Find the lines holding the word "Invitado" and collect them.

-- Start of DATA TO USE --

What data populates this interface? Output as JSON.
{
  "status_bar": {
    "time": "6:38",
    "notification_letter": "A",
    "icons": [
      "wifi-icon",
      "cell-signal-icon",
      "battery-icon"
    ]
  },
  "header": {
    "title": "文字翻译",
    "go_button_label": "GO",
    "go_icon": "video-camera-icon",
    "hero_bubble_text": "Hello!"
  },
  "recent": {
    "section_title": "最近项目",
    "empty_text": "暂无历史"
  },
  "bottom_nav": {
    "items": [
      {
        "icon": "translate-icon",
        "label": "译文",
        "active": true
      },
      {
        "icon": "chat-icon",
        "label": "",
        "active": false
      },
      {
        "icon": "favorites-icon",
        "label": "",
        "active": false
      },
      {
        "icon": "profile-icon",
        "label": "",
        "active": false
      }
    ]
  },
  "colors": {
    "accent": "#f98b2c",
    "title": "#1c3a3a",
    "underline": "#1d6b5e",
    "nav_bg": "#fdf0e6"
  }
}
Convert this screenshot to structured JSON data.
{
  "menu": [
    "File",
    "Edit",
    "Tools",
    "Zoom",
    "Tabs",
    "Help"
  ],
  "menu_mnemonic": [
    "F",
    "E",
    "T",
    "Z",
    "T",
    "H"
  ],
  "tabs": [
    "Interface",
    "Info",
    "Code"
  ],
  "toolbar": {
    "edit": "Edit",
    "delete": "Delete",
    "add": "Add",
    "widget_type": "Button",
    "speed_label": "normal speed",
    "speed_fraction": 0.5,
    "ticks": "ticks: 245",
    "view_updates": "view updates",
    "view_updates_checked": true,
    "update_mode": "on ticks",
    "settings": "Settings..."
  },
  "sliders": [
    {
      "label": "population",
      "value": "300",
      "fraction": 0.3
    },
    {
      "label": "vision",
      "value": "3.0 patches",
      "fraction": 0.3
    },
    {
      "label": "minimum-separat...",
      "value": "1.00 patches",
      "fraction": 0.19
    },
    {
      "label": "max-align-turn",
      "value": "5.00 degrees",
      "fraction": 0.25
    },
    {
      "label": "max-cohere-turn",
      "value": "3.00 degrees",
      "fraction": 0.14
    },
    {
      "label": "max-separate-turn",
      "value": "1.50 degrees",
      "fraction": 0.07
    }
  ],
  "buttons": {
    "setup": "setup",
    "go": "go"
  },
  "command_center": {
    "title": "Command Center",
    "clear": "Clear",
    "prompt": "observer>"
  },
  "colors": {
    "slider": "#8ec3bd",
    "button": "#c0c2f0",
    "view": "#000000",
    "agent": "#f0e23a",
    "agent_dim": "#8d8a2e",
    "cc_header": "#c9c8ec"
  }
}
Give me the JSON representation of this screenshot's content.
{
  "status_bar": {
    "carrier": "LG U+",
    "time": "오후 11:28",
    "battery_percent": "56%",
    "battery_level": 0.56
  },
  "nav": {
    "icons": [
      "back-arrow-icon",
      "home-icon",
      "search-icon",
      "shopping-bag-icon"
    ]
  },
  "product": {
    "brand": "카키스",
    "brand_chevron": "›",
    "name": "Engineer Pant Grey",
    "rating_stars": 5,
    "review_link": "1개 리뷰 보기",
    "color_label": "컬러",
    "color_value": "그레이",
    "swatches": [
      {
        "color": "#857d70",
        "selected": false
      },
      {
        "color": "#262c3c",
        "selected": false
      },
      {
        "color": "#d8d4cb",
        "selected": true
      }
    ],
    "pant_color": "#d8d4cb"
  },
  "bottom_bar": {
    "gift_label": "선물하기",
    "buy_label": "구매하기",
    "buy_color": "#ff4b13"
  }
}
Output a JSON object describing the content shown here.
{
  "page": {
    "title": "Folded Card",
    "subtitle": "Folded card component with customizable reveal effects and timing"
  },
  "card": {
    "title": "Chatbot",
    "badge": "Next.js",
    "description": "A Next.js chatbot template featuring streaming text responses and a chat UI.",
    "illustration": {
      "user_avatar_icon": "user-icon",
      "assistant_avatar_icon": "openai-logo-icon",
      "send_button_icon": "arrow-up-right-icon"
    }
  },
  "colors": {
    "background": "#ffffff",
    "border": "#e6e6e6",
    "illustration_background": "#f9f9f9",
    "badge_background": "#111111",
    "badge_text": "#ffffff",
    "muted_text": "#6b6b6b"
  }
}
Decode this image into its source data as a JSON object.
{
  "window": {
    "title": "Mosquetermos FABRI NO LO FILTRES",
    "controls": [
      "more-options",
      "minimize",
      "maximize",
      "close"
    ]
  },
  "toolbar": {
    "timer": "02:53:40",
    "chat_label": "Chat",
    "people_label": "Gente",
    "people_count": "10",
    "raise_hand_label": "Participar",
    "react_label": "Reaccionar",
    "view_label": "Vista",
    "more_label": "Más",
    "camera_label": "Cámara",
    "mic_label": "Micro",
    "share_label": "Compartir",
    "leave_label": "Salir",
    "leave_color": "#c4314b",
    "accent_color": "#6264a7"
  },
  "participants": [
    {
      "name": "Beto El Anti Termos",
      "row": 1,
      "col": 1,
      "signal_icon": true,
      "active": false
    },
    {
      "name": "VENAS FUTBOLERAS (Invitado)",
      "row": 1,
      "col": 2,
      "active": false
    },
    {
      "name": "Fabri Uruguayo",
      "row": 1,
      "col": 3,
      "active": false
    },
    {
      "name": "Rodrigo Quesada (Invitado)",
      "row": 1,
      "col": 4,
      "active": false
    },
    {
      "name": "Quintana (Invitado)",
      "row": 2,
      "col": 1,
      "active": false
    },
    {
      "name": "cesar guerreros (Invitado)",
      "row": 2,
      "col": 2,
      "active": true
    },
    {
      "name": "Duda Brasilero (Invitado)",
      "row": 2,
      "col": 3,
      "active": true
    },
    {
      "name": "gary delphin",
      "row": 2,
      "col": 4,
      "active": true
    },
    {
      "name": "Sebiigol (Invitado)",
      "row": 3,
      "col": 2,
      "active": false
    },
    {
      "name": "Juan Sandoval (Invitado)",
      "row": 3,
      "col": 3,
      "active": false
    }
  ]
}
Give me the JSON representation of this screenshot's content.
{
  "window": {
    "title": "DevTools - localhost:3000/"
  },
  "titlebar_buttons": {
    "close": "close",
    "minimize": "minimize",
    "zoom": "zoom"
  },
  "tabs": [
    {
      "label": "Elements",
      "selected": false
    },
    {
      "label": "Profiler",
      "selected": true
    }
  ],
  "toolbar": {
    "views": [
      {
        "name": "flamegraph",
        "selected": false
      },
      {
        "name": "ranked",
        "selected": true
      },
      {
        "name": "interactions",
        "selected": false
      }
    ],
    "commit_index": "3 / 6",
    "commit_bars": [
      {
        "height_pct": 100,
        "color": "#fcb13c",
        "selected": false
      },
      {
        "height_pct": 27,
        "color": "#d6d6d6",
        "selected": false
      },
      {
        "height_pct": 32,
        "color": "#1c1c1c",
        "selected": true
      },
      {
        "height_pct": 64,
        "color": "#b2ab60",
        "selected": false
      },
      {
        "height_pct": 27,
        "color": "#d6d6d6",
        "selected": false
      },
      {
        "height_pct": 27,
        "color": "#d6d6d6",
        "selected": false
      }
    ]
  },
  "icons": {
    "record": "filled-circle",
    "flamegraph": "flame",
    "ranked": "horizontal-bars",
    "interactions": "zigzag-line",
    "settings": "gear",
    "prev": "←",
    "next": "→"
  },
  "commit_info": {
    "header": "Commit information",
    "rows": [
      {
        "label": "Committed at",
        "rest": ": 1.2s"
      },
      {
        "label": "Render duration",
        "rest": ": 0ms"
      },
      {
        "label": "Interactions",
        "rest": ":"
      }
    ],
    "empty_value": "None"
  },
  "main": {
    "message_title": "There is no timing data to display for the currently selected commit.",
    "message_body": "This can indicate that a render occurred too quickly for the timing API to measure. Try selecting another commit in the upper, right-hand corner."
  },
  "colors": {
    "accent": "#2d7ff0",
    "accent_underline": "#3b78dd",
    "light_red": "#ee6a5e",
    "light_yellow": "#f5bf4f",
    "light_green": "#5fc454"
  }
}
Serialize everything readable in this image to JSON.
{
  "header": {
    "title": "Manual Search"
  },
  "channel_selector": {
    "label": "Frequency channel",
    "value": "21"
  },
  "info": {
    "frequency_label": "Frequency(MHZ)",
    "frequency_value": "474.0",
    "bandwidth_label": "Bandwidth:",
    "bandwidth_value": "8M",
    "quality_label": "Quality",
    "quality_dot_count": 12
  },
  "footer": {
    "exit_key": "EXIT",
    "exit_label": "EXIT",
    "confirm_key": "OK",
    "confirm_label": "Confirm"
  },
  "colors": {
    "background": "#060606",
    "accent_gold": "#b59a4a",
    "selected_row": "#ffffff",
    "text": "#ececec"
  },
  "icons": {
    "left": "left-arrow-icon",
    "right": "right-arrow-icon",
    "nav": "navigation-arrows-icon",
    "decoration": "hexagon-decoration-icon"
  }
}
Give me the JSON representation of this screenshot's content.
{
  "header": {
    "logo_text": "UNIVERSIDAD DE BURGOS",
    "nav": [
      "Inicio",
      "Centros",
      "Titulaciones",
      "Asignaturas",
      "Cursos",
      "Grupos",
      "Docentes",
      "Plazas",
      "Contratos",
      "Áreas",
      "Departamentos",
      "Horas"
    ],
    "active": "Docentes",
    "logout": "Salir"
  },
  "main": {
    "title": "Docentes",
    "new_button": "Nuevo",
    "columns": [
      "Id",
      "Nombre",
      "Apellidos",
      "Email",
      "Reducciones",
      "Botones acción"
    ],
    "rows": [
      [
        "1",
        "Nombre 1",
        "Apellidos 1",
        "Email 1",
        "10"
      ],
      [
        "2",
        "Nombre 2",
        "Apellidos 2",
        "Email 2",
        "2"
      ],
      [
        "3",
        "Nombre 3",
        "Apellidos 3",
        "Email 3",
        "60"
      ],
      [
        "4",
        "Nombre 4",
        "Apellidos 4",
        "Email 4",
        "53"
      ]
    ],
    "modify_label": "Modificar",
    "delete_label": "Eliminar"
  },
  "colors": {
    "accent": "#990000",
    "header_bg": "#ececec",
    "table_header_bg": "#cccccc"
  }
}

-- End of DATA TO USE --

» **ANSWER TO THE TASK**
      "name": "VENAS FUTBOLERAS (Invitado)",
      "name": "Rodrigo Quesada (Invitado)",
      "name": "Quintana (Invitado)",
      "name": "cesar guerreros (Invitado)",
      "name": "Duda Brasilero (Invitado)",
      "name": "Sebiigol (Invitado)",
      "name": "Juan Sandoval (Invitado)",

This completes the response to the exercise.